▸ **GOAL**
Look through the listing for the word "命有司平其直". Copy each line that has it.

▸ **INPUT**
* START *
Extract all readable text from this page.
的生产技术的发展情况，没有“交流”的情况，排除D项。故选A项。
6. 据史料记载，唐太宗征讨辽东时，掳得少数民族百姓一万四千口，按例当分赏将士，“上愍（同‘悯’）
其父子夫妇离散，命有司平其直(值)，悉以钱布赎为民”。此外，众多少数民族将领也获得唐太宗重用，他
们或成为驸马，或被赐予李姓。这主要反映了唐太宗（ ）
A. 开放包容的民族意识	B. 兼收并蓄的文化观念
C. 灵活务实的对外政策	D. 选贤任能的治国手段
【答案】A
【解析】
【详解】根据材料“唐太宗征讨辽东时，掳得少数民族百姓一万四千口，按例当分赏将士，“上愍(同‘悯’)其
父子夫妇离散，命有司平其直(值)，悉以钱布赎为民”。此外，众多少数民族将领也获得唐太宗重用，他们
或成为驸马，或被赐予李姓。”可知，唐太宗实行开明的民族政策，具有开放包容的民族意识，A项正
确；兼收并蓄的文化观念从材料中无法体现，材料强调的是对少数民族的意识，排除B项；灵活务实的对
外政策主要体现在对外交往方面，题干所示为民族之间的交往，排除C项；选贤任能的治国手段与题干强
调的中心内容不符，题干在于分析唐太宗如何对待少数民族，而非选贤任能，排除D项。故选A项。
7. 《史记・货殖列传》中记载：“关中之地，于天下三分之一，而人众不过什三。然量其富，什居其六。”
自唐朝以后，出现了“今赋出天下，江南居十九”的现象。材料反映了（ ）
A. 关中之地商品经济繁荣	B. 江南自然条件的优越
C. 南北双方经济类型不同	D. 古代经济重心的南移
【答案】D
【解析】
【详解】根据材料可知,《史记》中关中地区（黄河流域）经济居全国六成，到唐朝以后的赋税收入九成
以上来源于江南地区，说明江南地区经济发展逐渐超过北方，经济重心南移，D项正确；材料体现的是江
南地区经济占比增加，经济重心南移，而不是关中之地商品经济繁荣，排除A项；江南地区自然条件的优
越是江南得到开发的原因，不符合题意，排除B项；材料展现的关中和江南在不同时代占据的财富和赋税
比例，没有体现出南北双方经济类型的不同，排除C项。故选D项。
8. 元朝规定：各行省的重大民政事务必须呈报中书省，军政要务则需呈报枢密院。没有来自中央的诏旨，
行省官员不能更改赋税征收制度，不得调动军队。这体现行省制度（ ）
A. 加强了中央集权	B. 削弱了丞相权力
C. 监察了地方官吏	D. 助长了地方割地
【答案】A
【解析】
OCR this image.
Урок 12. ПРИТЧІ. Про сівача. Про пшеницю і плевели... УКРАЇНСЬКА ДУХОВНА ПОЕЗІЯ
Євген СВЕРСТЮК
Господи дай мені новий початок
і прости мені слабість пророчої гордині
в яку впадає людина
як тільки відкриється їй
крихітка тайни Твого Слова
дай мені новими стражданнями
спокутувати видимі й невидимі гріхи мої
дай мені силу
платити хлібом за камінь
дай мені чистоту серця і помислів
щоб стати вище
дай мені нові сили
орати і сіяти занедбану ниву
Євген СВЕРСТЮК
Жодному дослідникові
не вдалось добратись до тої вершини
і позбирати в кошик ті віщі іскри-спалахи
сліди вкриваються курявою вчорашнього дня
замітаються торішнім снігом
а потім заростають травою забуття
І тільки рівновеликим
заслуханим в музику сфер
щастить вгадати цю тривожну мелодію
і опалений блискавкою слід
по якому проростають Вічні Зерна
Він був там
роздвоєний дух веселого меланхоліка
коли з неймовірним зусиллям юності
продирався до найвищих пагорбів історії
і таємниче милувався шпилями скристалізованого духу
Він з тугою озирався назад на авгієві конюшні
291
* END *
▸ **RESULT FOR THIS EXERCISE**
其父子夫妇离散，命有司平其直(值)，悉以钱布赎为民”。此外，众多少数民族将领也获得唐太宗重用，他
父子夫妇离散，命有司平其直(值)，悉以钱布赎为民”。此外，众多少数民族将领也获得唐太宗重用，他们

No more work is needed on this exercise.